(Stored data entries)
**********
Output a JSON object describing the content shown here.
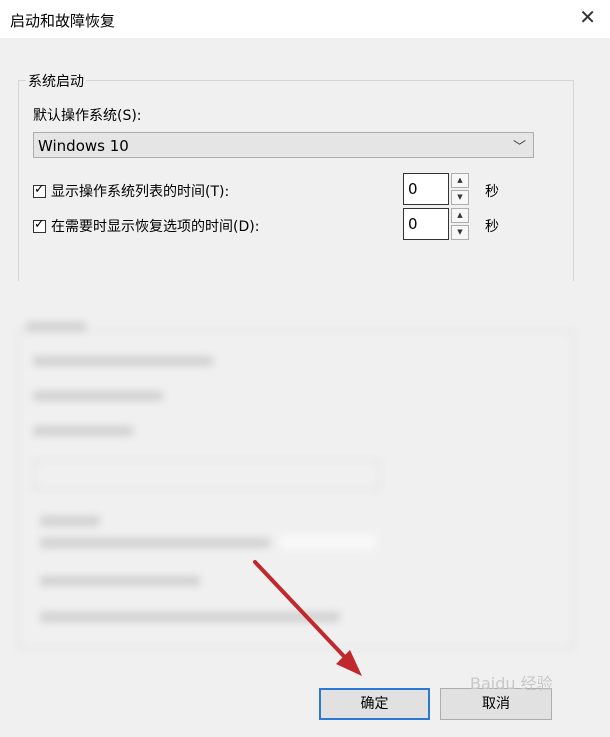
{
  "window": {
    "title": "启动和故障恢复"
  },
  "system_startup": {
    "group_label": "系统启动",
    "default_os_label": "默认操作系统(S):",
    "default_os_value": "Windows 10",
    "show_os_list": {
      "label": "显示操作系统列表的时间(T):",
      "checked": true,
      "value": "0",
      "unit": "秒"
    },
    "show_recovery": {
      "label": "在需要时显示恢复选项的时间(D):",
      "checked": true,
      "value": "0",
      "unit": "秒"
    }
  },
  "buttons": {
    "ok": "确定",
    "cancel": "取消"
  },
  "watermark": "Baidu 经验",
  "annotation": {
    "color": "#c0282d"
  }
}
**********
- INSTRUCTIONS FOR THE TASK:
Would you mind returning each entry above word for word, skipping the images?

- FINISHED TASK:
Output a JSON object describing the content shown here.
{
  "window": {
    "title": "启动和故障恢复"
  },
  "system_startup": {
    "group_label": "系统启动",
    "default_os_label": "默认操作系统(S):",
    "default_os_value": "Windows 10",
    "show_os_list": {
      "label": "显示操作系统列表的时间(T):",
      "checked": true,
      "value": "0",
      "unit": "秒"
    },
    "show_recovery": {
      "label": "在需要时显示恢复选项的时间(D):",
      "checked": true,
      "value": "0",
      "unit": "秒"
    }
  },
  "buttons": {
    "ok": "确定",
    "cancel": "取消"
  },
  "watermark": "Baidu 经验",
  "annotation": {
    "color": "#c0282d"
  }
}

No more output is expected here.